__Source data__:
* * *

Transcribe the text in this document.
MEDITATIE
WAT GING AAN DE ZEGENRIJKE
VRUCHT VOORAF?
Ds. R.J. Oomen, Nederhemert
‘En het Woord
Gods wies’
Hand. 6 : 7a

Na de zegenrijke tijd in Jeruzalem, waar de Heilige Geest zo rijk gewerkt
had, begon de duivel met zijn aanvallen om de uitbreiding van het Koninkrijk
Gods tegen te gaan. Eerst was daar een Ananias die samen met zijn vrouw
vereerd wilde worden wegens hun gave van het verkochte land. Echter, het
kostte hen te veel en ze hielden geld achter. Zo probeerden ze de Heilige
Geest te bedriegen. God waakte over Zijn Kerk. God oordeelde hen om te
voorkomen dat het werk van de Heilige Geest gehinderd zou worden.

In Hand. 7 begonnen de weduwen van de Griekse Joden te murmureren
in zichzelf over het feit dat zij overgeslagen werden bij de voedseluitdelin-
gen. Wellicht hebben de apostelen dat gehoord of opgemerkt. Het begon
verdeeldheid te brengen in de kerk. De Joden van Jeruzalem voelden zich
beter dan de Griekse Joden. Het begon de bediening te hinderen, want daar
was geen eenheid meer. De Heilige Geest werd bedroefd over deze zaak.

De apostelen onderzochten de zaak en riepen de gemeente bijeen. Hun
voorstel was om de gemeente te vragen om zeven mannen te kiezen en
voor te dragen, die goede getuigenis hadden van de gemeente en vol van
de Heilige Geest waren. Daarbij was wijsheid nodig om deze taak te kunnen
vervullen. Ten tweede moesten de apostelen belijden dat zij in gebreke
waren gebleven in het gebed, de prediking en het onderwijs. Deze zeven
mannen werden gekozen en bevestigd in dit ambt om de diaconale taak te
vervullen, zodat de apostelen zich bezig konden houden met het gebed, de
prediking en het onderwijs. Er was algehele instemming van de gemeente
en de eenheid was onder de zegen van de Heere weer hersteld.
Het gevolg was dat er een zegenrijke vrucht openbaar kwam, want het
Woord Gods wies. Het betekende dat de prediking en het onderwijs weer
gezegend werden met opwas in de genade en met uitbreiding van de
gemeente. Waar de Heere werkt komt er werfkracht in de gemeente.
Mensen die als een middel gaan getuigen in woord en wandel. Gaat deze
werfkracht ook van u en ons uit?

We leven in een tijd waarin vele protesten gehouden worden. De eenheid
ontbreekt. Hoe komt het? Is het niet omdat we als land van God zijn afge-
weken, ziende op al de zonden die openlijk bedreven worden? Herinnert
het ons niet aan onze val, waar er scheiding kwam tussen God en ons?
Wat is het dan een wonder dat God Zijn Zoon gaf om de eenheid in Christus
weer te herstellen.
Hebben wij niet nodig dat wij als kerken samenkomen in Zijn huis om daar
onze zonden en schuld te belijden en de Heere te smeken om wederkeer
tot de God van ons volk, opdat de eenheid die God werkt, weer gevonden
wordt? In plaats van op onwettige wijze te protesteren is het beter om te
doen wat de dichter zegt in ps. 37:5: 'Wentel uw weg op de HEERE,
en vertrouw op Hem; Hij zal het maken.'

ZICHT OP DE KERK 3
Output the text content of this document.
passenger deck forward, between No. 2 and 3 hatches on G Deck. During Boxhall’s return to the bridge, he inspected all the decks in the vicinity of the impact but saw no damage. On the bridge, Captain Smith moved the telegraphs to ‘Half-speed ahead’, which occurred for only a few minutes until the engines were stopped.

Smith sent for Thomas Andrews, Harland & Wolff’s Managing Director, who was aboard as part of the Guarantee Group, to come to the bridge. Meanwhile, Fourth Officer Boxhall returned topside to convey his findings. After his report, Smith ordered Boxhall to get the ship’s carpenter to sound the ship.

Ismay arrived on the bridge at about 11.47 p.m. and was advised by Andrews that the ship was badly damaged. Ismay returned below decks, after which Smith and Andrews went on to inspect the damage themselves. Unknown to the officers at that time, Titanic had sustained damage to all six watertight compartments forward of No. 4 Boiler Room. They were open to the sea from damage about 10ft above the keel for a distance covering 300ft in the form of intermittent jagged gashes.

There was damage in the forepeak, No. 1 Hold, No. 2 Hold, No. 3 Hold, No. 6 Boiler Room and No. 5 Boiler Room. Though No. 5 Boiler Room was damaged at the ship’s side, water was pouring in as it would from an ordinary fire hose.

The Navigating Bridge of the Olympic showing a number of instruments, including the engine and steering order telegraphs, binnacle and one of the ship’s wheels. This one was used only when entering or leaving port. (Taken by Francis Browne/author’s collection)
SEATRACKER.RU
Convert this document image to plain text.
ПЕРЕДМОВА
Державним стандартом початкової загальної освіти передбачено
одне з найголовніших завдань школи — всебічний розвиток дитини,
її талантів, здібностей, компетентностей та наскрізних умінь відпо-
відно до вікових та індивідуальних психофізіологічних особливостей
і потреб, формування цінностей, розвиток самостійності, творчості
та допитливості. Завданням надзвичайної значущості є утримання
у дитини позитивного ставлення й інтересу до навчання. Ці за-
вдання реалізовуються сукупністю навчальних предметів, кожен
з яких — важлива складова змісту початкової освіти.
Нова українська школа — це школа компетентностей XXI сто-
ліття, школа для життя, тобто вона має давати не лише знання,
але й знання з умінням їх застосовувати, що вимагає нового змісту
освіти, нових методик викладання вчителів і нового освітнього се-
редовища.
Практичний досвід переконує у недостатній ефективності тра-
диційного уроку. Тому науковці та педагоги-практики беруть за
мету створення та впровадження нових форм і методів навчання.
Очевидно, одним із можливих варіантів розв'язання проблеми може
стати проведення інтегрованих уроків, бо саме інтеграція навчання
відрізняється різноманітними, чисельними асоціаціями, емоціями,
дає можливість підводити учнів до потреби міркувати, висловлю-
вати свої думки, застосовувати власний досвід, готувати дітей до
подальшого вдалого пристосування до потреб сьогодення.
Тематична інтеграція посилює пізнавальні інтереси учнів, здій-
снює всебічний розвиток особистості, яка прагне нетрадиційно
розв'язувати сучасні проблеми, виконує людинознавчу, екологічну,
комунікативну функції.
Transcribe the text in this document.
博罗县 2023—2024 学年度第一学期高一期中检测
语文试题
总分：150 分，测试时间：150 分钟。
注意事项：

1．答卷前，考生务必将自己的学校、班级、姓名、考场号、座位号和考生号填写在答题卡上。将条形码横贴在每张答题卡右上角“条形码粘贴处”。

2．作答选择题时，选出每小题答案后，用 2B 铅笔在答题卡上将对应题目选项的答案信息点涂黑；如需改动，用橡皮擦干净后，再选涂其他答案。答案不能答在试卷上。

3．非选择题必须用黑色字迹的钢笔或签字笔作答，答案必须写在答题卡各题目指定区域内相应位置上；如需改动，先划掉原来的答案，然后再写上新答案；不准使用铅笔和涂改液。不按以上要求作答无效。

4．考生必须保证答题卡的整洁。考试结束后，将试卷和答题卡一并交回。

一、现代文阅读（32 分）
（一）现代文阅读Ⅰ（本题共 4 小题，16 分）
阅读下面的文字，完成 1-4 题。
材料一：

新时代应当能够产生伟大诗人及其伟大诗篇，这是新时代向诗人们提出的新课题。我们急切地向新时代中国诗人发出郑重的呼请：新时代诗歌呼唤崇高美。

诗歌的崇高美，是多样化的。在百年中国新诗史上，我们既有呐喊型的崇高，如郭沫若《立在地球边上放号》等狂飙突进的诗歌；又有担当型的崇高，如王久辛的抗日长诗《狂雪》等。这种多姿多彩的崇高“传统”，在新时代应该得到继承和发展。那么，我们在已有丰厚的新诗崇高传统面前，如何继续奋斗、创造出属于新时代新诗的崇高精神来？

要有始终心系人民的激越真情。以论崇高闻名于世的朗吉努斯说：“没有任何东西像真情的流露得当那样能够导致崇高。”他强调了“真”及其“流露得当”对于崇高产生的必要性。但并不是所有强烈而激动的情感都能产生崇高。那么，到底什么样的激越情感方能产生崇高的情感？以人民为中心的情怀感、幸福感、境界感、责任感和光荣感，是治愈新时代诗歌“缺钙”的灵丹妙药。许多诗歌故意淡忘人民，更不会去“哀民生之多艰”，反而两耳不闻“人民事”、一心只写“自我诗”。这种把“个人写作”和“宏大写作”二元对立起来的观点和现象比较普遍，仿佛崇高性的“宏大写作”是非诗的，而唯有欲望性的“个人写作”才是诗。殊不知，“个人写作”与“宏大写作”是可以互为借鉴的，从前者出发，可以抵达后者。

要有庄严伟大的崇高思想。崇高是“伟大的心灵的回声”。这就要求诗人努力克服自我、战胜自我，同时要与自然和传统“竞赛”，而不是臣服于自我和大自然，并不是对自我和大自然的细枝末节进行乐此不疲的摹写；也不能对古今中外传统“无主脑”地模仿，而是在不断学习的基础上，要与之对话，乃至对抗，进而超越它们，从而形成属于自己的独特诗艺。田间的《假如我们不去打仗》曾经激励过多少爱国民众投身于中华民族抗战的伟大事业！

* * *

__Task directions__: Pull every line containing "werden" from the material above.

__Solution for this task__:
in zichzelf over het feit dat zij overgeslagen werden bij de voedseluitdelin-
mannen werden gekozen en bevestigd in dit ambt om de diaconale taak te
gezegend werden met opwas in de genade en met uitbreiding van de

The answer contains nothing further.